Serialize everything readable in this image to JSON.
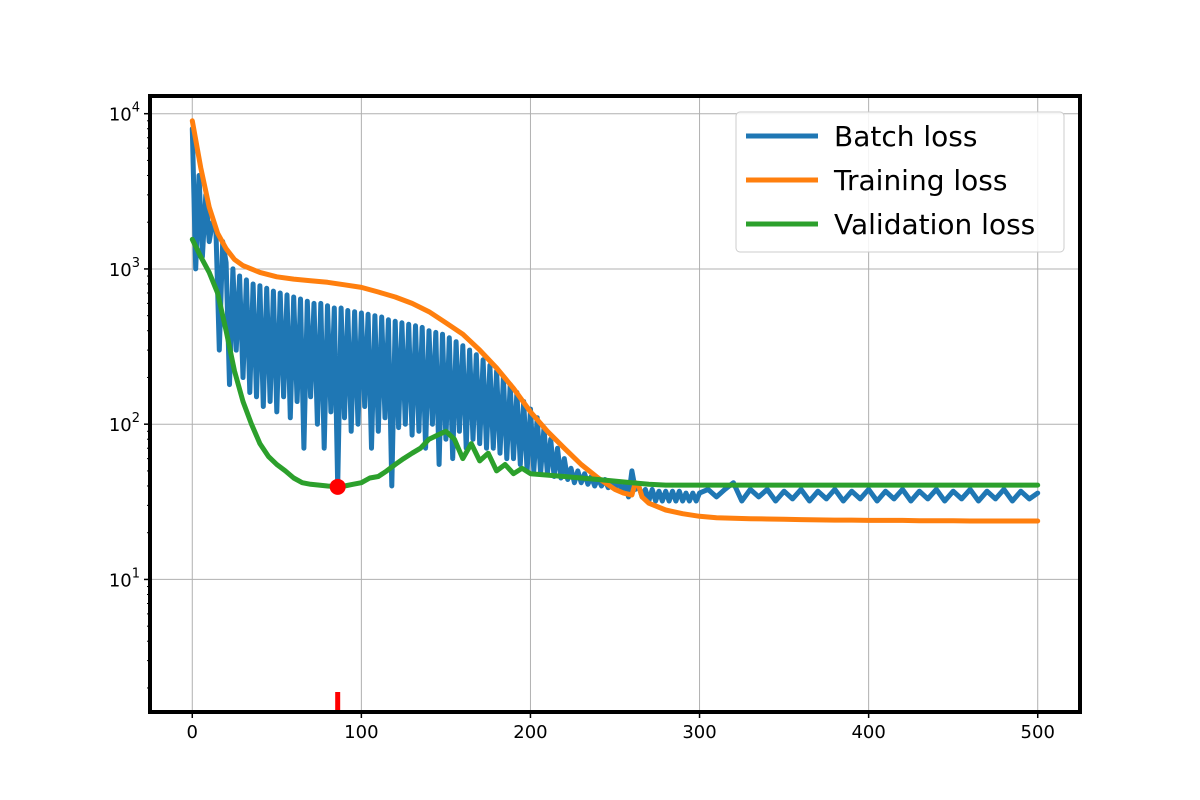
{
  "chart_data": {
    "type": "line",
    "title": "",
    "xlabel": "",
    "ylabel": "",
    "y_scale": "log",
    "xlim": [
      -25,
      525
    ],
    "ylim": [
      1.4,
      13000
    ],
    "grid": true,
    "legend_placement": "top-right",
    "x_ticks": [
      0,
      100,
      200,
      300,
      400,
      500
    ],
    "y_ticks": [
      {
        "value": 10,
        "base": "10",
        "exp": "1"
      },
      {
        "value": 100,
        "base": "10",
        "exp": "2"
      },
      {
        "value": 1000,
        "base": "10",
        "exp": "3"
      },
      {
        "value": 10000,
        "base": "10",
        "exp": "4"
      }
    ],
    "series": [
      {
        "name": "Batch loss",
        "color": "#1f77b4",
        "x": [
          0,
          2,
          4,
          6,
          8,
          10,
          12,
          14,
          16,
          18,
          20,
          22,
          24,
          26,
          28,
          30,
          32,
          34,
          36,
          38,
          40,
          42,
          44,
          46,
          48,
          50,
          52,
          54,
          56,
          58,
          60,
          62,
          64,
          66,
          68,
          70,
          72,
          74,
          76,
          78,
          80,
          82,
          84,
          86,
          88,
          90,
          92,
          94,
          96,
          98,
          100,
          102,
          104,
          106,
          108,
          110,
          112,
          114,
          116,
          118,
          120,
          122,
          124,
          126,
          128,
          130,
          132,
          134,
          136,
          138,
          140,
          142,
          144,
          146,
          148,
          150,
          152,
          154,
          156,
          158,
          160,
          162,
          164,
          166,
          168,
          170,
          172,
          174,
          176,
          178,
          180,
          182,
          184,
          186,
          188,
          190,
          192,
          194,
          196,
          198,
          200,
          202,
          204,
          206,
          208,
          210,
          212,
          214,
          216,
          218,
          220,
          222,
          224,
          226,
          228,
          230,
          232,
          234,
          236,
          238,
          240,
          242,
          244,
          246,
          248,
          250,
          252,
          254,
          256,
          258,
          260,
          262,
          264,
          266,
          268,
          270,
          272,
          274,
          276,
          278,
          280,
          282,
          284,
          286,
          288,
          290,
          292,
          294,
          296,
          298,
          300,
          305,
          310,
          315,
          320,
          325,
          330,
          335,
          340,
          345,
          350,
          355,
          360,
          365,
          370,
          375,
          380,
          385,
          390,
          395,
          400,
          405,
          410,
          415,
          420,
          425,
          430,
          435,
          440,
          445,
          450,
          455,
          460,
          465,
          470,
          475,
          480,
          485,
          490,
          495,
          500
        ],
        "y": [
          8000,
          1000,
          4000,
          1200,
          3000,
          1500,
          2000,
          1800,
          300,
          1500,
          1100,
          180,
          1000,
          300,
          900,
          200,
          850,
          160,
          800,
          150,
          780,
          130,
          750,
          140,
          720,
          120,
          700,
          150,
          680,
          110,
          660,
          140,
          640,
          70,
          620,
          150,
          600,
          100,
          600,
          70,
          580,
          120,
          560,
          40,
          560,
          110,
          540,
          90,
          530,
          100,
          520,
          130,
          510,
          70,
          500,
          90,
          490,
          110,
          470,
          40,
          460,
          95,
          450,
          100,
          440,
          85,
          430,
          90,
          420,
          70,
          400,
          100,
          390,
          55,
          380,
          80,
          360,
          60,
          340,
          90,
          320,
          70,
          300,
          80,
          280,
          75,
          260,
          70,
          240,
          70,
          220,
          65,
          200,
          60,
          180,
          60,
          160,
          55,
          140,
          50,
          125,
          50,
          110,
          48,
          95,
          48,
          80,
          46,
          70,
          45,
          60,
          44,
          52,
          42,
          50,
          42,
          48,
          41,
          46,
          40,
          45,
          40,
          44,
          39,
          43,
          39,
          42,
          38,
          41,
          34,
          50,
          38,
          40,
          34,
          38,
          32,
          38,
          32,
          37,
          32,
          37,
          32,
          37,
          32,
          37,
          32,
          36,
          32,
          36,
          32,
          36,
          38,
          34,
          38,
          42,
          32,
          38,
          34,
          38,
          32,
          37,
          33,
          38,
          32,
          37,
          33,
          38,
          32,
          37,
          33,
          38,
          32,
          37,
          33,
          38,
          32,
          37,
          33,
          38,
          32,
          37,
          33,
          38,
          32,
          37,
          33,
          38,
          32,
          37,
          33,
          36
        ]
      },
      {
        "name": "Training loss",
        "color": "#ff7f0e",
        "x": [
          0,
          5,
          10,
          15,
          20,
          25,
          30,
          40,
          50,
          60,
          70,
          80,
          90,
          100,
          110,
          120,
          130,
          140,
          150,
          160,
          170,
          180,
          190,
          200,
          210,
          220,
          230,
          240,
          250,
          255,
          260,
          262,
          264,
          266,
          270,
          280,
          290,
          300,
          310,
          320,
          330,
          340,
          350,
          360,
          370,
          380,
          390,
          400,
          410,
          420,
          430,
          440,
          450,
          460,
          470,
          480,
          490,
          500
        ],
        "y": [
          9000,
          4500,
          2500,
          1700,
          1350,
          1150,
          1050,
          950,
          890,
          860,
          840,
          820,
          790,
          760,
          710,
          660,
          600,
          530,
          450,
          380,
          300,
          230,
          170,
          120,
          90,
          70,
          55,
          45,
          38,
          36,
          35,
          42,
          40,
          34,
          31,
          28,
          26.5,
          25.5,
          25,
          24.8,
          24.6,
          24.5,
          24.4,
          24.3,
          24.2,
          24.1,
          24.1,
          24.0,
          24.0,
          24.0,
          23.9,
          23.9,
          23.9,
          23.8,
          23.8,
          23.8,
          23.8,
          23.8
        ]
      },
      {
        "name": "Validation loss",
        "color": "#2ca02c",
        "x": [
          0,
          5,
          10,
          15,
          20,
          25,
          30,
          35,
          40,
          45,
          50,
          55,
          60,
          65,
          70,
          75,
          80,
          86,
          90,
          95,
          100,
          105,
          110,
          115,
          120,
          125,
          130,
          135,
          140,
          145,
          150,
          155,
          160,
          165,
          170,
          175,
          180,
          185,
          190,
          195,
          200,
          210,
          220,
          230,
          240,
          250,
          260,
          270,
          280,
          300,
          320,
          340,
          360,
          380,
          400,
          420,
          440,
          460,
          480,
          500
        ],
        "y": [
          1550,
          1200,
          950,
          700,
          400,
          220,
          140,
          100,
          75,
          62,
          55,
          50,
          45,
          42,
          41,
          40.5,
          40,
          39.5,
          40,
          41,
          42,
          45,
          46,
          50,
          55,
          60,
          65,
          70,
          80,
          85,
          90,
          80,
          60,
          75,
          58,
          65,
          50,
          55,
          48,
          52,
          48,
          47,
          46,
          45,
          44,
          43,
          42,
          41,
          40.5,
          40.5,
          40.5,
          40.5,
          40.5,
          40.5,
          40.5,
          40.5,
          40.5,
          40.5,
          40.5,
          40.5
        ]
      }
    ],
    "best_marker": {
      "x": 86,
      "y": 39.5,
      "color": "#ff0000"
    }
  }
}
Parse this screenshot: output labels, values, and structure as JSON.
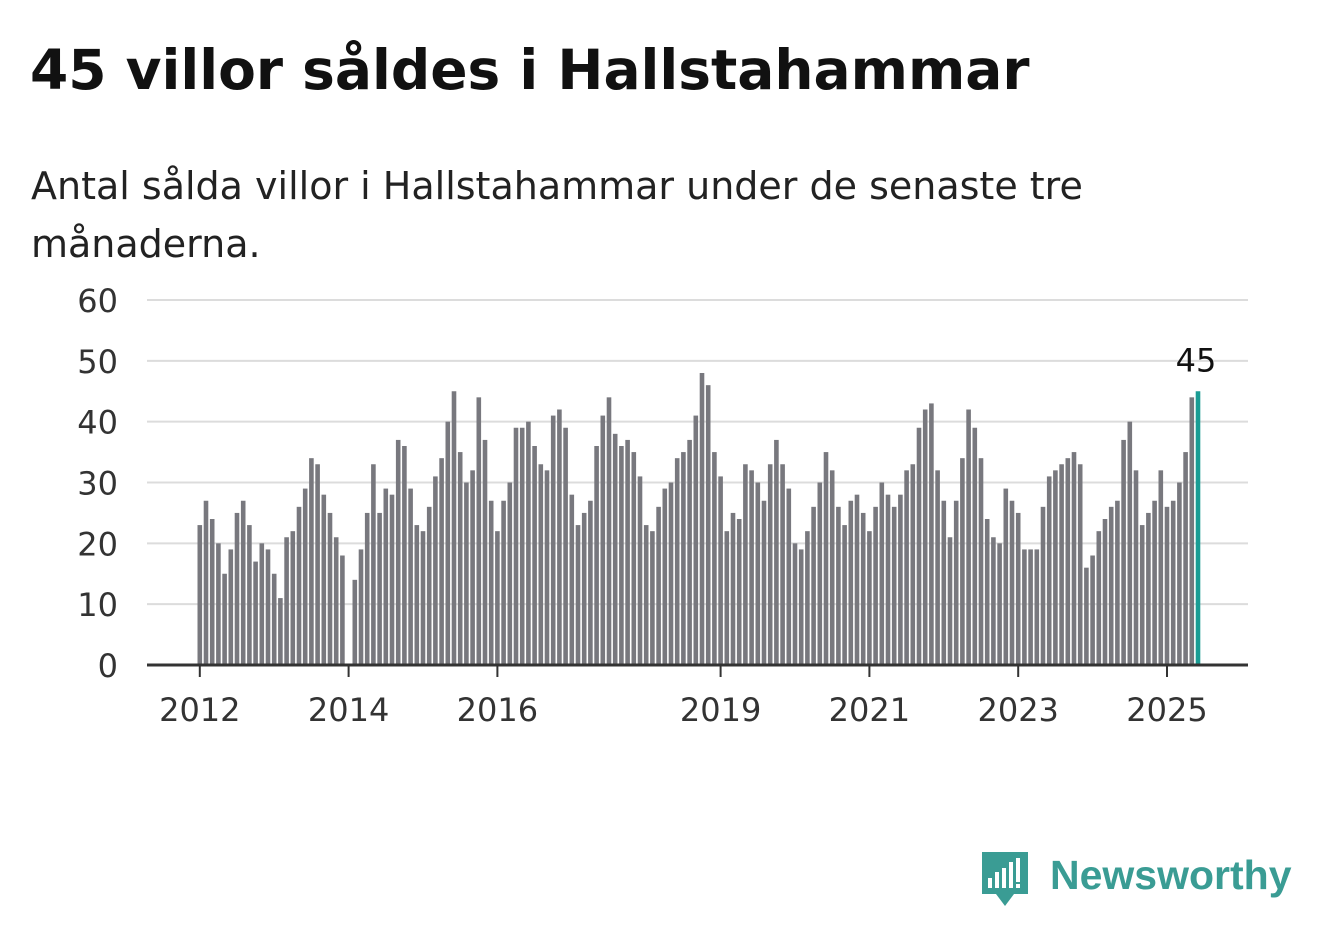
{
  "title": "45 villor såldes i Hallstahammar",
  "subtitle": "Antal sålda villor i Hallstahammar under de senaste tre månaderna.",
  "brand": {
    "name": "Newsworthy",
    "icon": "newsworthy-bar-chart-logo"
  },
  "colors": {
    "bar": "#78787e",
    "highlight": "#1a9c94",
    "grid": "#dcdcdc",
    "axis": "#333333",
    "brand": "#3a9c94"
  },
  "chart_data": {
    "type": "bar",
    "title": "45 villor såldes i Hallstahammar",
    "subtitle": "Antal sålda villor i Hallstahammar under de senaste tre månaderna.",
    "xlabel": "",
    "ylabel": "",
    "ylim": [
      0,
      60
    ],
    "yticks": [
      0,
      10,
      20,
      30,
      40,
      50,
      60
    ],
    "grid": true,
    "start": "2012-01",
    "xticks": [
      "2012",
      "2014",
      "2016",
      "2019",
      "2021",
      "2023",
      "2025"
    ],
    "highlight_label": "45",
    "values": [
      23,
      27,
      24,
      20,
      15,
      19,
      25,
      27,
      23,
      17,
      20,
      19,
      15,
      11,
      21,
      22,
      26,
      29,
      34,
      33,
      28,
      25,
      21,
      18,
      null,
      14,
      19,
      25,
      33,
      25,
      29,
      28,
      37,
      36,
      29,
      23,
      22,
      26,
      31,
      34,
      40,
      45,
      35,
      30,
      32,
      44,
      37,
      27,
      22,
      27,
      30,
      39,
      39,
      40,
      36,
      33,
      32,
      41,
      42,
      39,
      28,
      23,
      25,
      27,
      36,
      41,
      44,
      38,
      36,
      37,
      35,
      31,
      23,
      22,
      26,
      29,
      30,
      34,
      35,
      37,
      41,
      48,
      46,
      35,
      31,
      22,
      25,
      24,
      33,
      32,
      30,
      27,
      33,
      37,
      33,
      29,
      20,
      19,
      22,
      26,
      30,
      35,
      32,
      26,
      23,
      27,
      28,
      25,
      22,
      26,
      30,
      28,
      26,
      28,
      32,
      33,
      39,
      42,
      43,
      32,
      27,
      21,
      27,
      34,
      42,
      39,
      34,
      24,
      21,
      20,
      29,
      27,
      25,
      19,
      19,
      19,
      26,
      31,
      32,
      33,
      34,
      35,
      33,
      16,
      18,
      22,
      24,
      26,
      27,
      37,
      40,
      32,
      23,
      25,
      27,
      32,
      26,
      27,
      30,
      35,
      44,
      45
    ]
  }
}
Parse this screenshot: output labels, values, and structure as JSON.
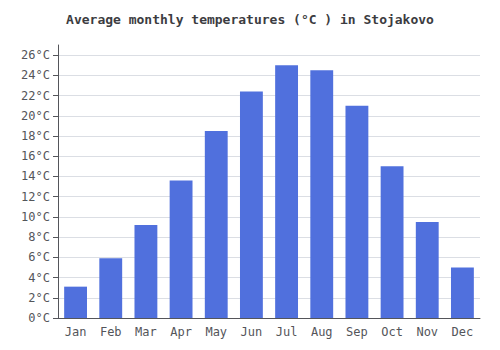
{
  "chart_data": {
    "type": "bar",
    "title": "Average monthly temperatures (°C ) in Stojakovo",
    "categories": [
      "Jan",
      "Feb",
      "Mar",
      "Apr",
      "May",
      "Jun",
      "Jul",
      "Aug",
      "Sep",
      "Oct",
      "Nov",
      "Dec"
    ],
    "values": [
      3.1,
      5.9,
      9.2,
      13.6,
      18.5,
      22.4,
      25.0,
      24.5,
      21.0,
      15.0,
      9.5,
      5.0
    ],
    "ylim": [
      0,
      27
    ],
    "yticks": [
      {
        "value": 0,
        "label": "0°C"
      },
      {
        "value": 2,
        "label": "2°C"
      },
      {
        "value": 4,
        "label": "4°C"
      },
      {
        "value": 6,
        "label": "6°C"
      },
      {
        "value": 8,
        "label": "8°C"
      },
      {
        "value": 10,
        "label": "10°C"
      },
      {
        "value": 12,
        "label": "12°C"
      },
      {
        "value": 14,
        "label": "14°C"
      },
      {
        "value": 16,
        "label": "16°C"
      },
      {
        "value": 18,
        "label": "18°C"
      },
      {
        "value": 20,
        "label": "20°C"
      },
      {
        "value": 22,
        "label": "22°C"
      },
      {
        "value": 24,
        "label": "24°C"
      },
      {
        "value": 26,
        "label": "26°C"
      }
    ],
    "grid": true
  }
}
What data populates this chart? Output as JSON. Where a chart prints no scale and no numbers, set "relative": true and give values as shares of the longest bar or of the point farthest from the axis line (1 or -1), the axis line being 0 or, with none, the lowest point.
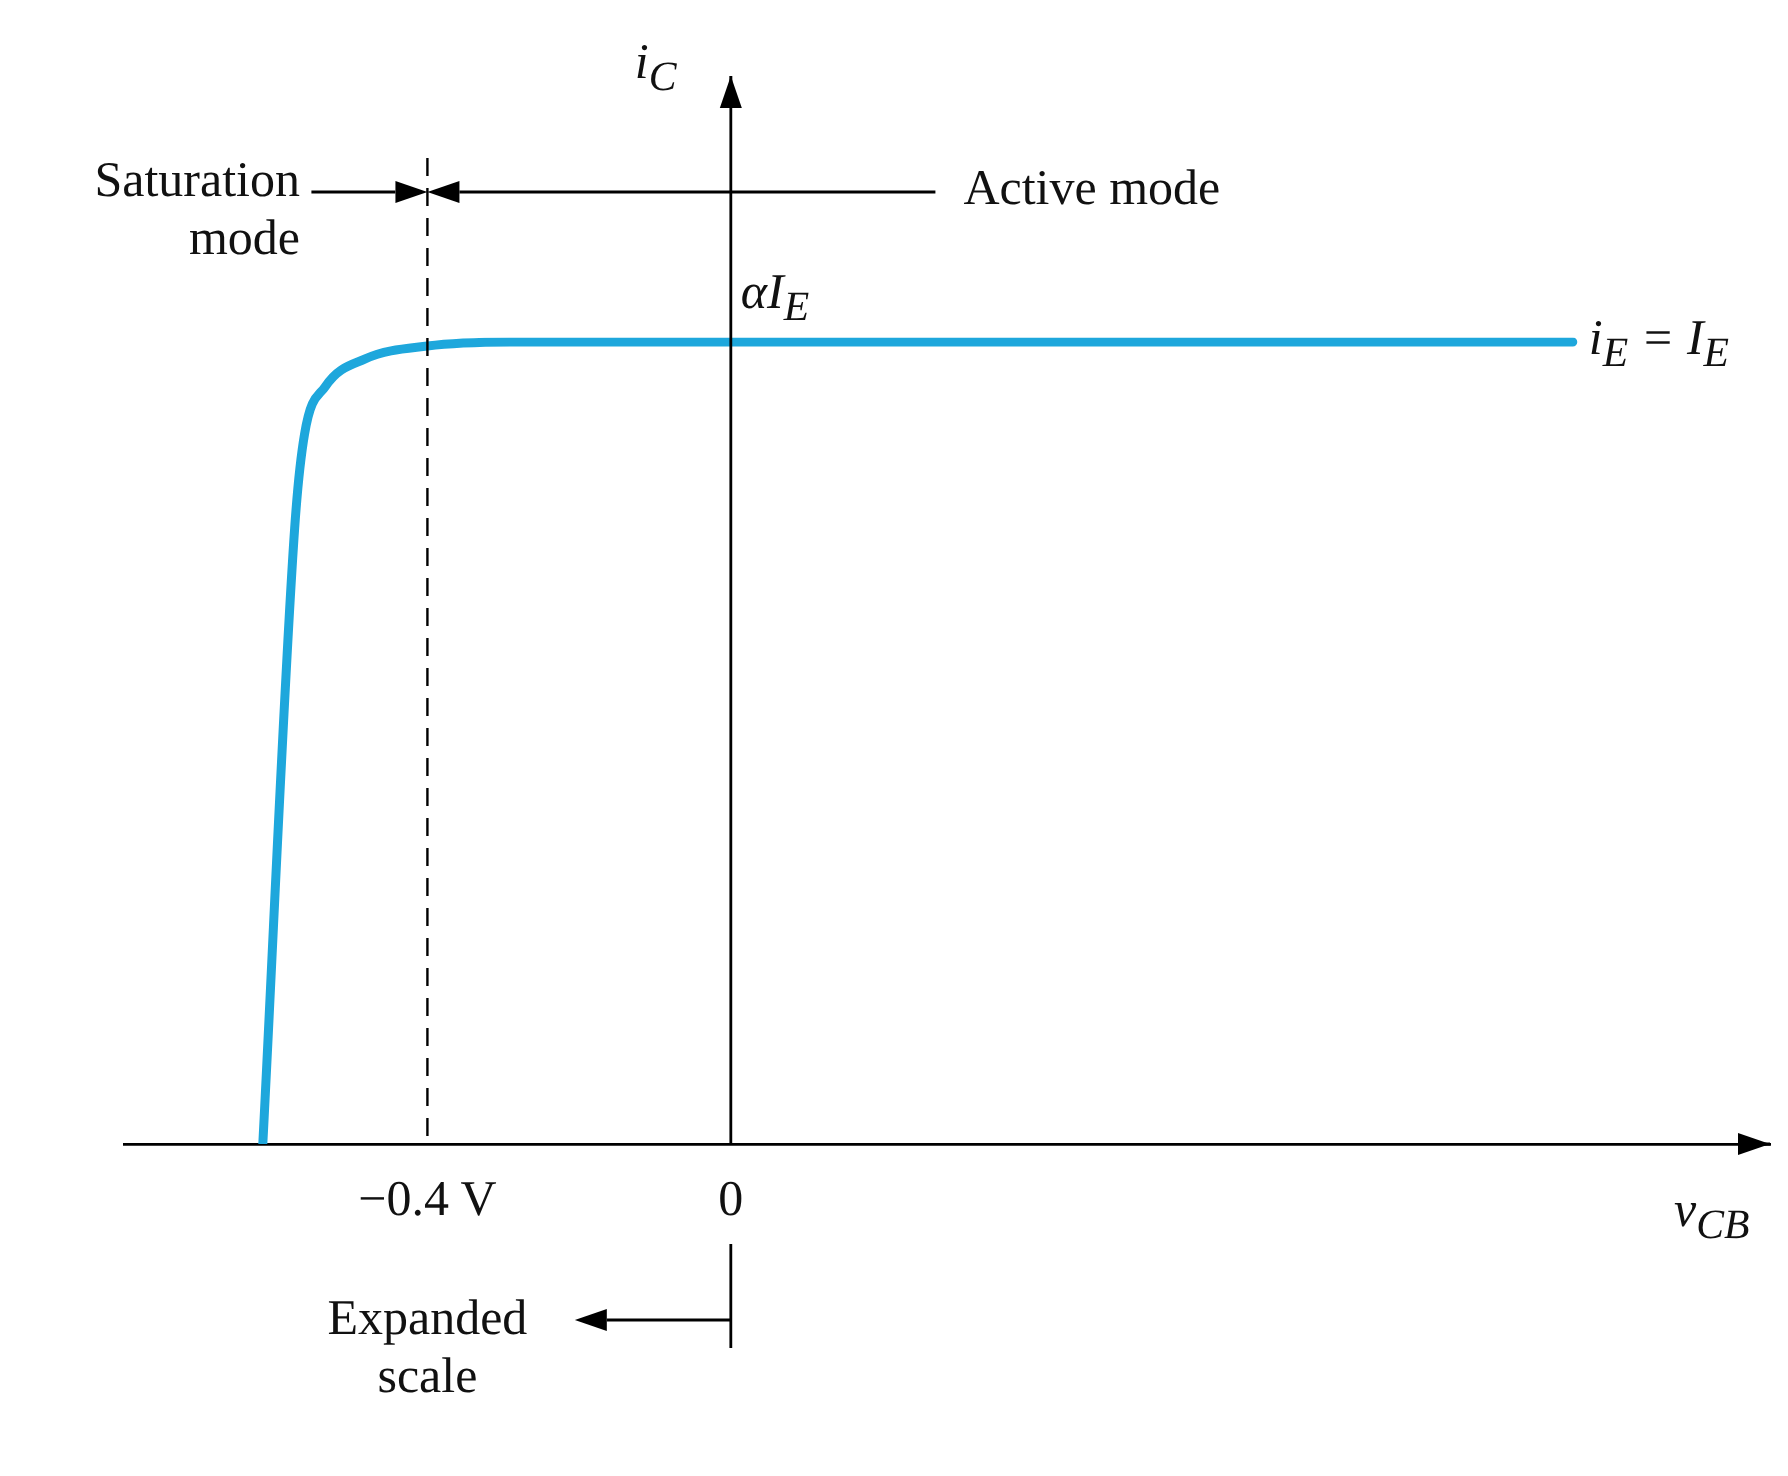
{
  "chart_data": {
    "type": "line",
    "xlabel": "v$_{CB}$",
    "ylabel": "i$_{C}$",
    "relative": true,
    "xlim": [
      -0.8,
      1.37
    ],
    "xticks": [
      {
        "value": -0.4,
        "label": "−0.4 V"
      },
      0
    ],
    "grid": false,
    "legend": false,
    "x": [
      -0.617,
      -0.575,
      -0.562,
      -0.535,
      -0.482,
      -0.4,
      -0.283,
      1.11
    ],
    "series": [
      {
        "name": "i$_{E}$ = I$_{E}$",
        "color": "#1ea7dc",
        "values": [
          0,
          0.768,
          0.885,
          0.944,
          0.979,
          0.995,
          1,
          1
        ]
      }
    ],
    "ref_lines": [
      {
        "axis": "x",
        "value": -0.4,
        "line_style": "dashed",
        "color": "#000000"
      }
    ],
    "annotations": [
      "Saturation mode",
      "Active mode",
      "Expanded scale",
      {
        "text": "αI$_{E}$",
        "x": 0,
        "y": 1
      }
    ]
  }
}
● ● ● ● ●
## Directive
Copy out every line with the word "Hallstahammar".

## Output below
  "title": "45 villor såldes i Hallstahammar",
  "subtitle": "Antal sålda villor i Hallstahammar under de senaste tre månaderna.",
    "title": "45 villor såldes i Hallstahammar",
    "subtitle": "Antal sålda villor i Hallstahammar under de senaste tre månaderna.",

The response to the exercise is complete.